─── Raw data ───
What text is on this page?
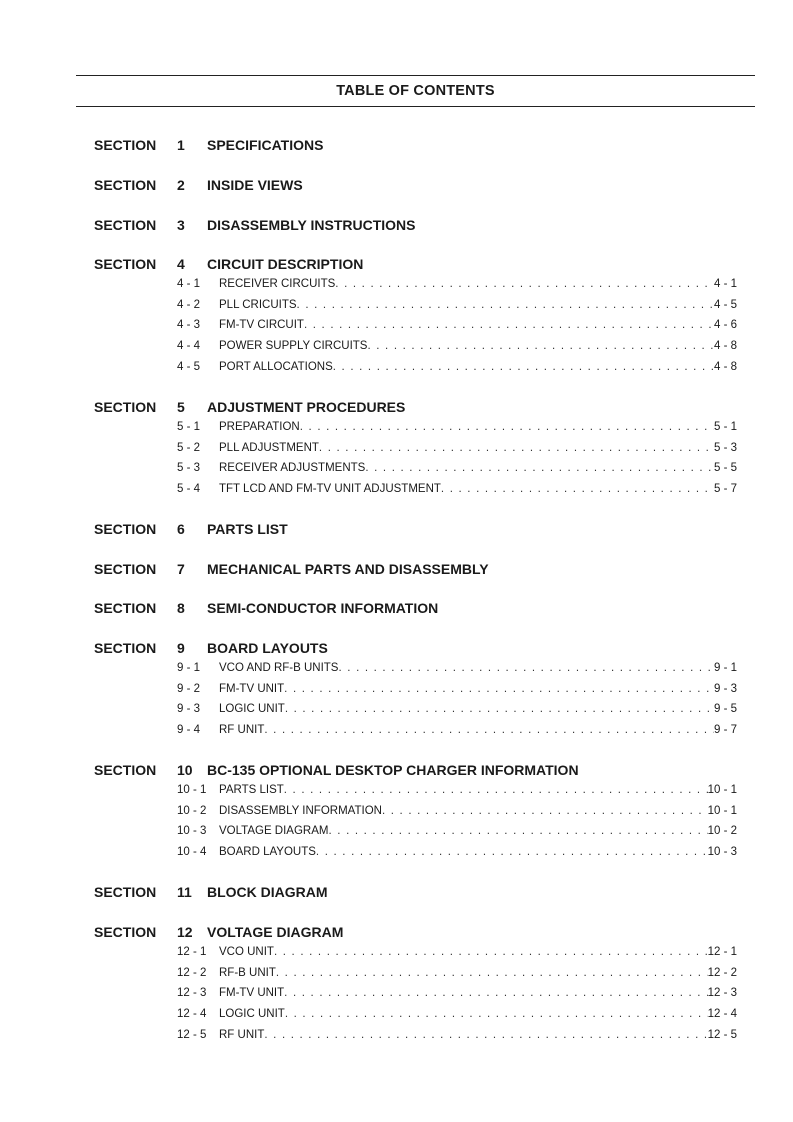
TABLE OF CONTENTS
SECTION 1 SPECIFICATIONS
SECTION 2 INSIDE VIEWS
SECTION 3 DISASSEMBLY INSTRUCTIONS
SECTION 4 CIRCUIT DESCRIPTION
4 - 1 RECEIVER CIRCUITS . . .	4 - 1
4 - 2 PLL CRICUITS . . .	4 - 5
4 - 3 FM-TV CIRCUIT . . .	4 - 6
4 - 4 POWER SUPPLY CIRCUITS . . .	4 - 8
4 - 5 PORT ALLOCATIONS . . .	4 - 8
SECTION 5 ADJUSTMENT PROCEDURES
5 - 1 PREPARATION . . .	5 - 1
5 - 2 PLL ADJUSTMENT . . .	5 - 3
5 - 3 RECEIVER ADJUSTMENTS . . .	5 - 5
5 - 4 TFT LCD AND FM-TV UNIT ADJUSTMENT . . .	5 - 7
SECTION 6 PARTS LIST
SECTION 7 MECHANICAL PARTS AND DISASSEMBLY
SECTION 8 SEMI-CONDUCTOR INFORMATION
SECTION 9 BOARD LAYOUTS
9 - 1 VCO AND RF-B UNITS . . .	9 - 1
9 - 2 FM-TV UNIT . . .	9 - 3
9 - 3 LOGIC UNIT . . .	9 - 5
9 - 4 RF UNIT . . .	9 - 7
SECTION 10 BC-135 OPTIONAL DESKTOP CHARGER INFORMATION
10 - 1 PARTS LIST . . .	10 - 1
10 - 2 DISASSEMBLY INFORMATION . . .	10 - 1
10 - 3 VOLTAGE DIAGRAM . . .	10 - 2
10 - 4 BOARD LAYOUTS . . .	10 - 3
SECTION 11 BLOCK DIAGRAM
SECTION 12 VOLTAGE DIAGRAM
12 - 1 VCO UNIT . . .	12 - 1
12 - 2 RF-B UNIT . . .	12 - 2
12 - 3 FM-TV UNIT . . .	12 - 3
12 - 4 LOGIC UNIT . . .	12 - 4
12 - 5 RF UNIT . . .	12 - 5
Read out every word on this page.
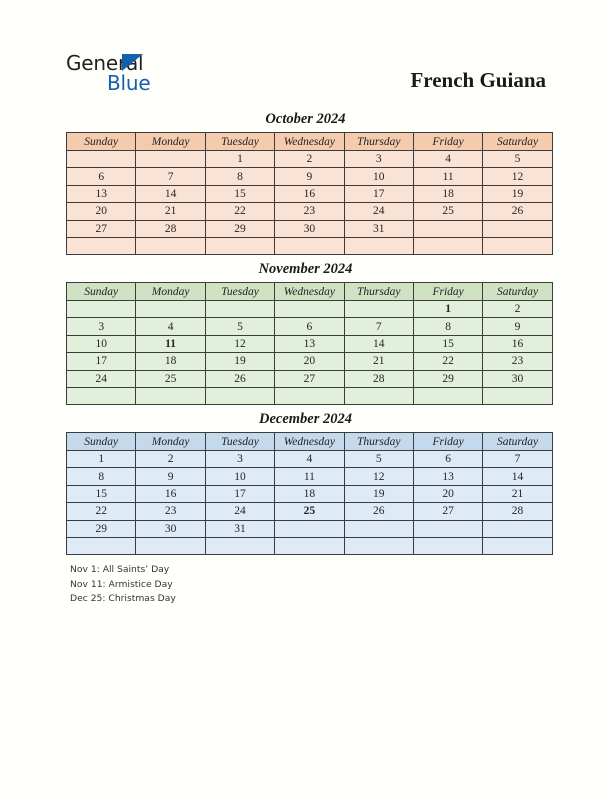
General
Blue	French Guiana
October 2024
Sunday	Monday	Tuesday	Wednesday	Thursday	Friday	Saturday
		1	2	3	4	5
6	7	8	9	10	11	12
13	14	15	16	17	18	19
20	21	22	23	24	25	26
27	28	29	30	31		

November 2024
Sunday	Monday	Tuesday	Wednesday	Thursday	Friday	Saturday
					1	2
3	4	5	6	7	8	9
10	11	12	13	14	15	16
17	18	19	20	21	22	23
24	25	26	27	28	29	30

December 2024
Sunday	Monday	Tuesday	Wednesday	Thursday	Friday	Saturday
1	2	3	4	5	6	7
8	9	10	11	12	13	14
15	16	17	18	19	20	21
22	23	24	25	26	27	28
29	30	31				

Nov 1: All Saints’ Day
Nov 11: Armistice Day
Dec 25: Christmas Day
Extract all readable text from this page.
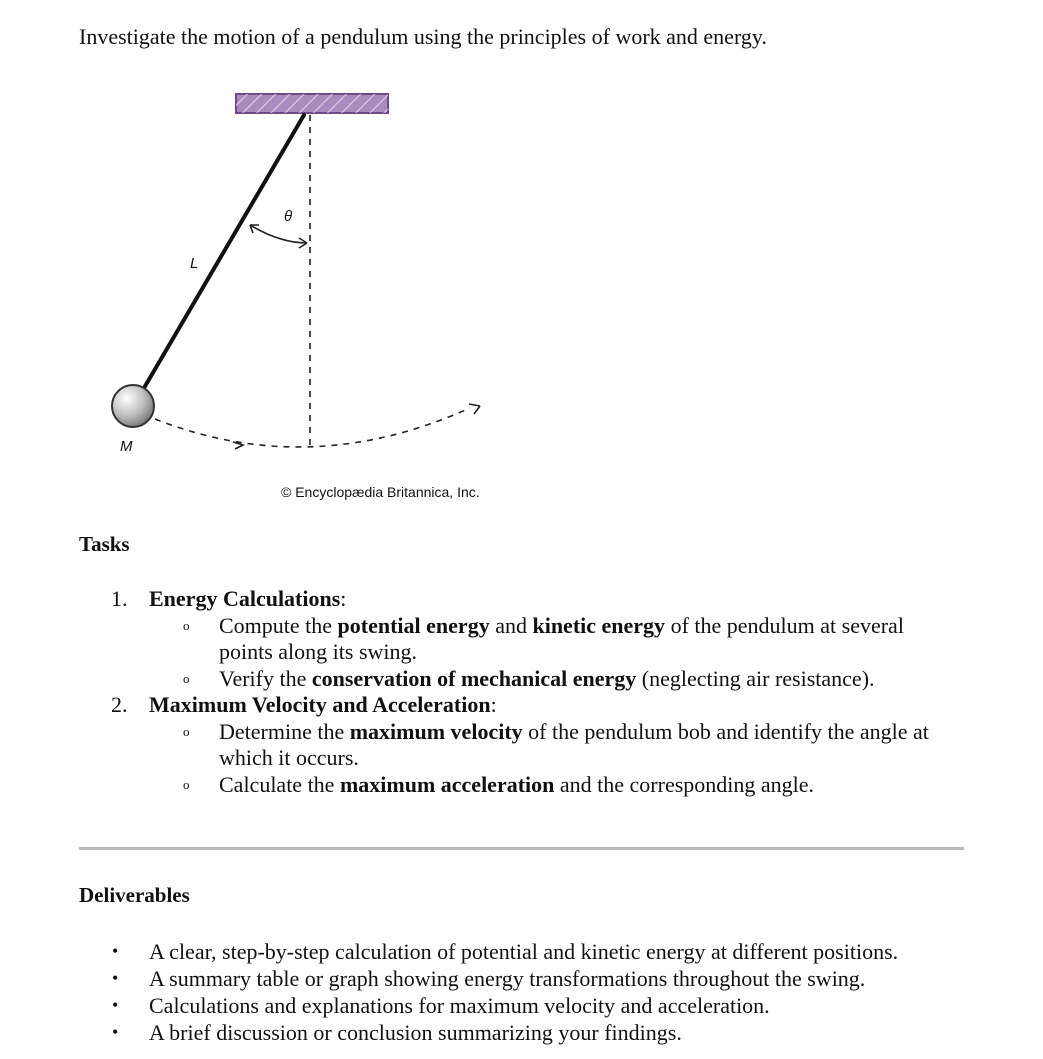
Investigate the motion of a pendulum using the principles of work and energy.

θ
L
M
© Encyclopædia Britannica, Inc.
Tasks
1. Energy Calculations:
o Compute the potential energy and kinetic energy of the pendulum at several points along its swing.
o Verify the conservation of mechanical energy (neglecting air resistance).
2. Maximum Velocity and Acceleration:
o Determine the maximum velocity of the pendulum bob and identify the angle at which it occurs.
o Calculate the maximum acceleration and the corresponding angle.
Deliverables
• A clear, step-by-step calculation of potential and kinetic energy at different positions.
• A summary table or graph showing energy transformations throughout the swing.
• Calculations and explanations for maximum velocity and acceleration.
• A brief discussion or conclusion summarizing your findings.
───
▶ **What you have to do**
Copy out each line exactly, without the pictures.

▶ **Task solution**
What text is on this page?
TABLE OF CONTENTS
SECTION 1 SPECIFICATIONS
SECTION 2 INSIDE VIEWS
SECTION 3 DISASSEMBLY INSTRUCTIONS
SECTION 4 CIRCUIT DESCRIPTION
4 - 1 RECEIVER CIRCUITS . . .	4 - 1
4 - 2 PLL CRICUITS . . .	4 - 5
4 - 3 FM-TV CIRCUIT . . .	4 - 6
4 - 4 POWER SUPPLY CIRCUITS . . .	4 - 8
4 - 5 PORT ALLOCATIONS . . .	4 - 8
SECTION 5 ADJUSTMENT PROCEDURES
5 - 1 PREPARATION . . .	5 - 1
5 - 2 PLL ADJUSTMENT . . .	5 - 3
5 - 3 RECEIVER ADJUSTMENTS . . .	5 - 5
5 - 4 TFT LCD AND FM-TV UNIT ADJUSTMENT . . .	5 - 7
SECTION 6 PARTS LIST
SECTION 7 MECHANICAL PARTS AND DISASSEMBLY
SECTION 8 SEMI-CONDUCTOR INFORMATION
SECTION 9 BOARD LAYOUTS
9 - 1 VCO AND RF-B UNITS . . .	9 - 1
9 - 2 FM-TV UNIT . . .	9 - 3
9 - 3 LOGIC UNIT . . .	9 - 5
9 - 4 RF UNIT . . .	9 - 7
SECTION 10 BC-135 OPTIONAL DESKTOP CHARGER INFORMATION
10 - 1 PARTS LIST . . .	10 - 1
10 - 2 DISASSEMBLY INFORMATION . . .	10 - 1
10 - 3 VOLTAGE DIAGRAM . . .	10 - 2
10 - 4 BOARD LAYOUTS . . .	10 - 3
SECTION 11 BLOCK DIAGRAM
SECTION 12 VOLTAGE DIAGRAM
12 - 1 VCO UNIT . . .	12 - 1
12 - 2 RF-B UNIT . . .	12 - 2
12 - 3 FM-TV UNIT . . .	12 - 3
12 - 4 LOGIC UNIT . . .	12 - 4
12 - 5 RF UNIT . . .	12 - 5
Read out every word on this page.
General
Blue	French Guiana
October 2024
Sunday	Monday	Tuesday	Wednesday	Thursday	Friday	Saturday
		1	2	3	4	5
6	7	8	9	10	11	12
13	14	15	16	17	18	19
20	21	22	23	24	25	26
27	28	29	30	31		

November 2024
Sunday	Monday	Tuesday	Wednesday	Thursday	Friday	Saturday
					1	2
3	4	5	6	7	8	9
10	11	12	13	14	15	16
17	18	19	20	21	22	23
24	25	26	27	28	29	30

December 2024
Sunday	Monday	Tuesday	Wednesday	Thursday	Friday	Saturday
1	2	3	4	5	6	7
8	9	10	11	12	13	14
15	16	17	18	19	20	21
22	23	24	25	26	27	28
29	30	31				

Nov 1: All Saints’ Day
Nov 11: Armistice Day
Dec 25: Christmas Day
Extract all readable text from this page.
Investigate the motion of a pendulum using the principles of work and energy.

θ
L
M
© Encyclopædia Britannica, Inc.
Tasks
1. Energy Calculations:
o Compute the potential energy and kinetic energy of the pendulum at several points along its swing.
o Verify the conservation of mechanical energy (neglecting air resistance).
2. Maximum Velocity and Acceleration:
o Determine the maximum velocity of the pendulum bob and identify the angle at which it occurs.
o Calculate the maximum acceleration and the corresponding angle.
Deliverables
• A clear, step-by-step calculation of potential and kinetic energy at different positions.
• A summary table or graph showing energy transformations throughout the swing.
• Calculations and explanations for maximum velocity and acceleration.
• A brief discussion or conclusion summarizing your findings.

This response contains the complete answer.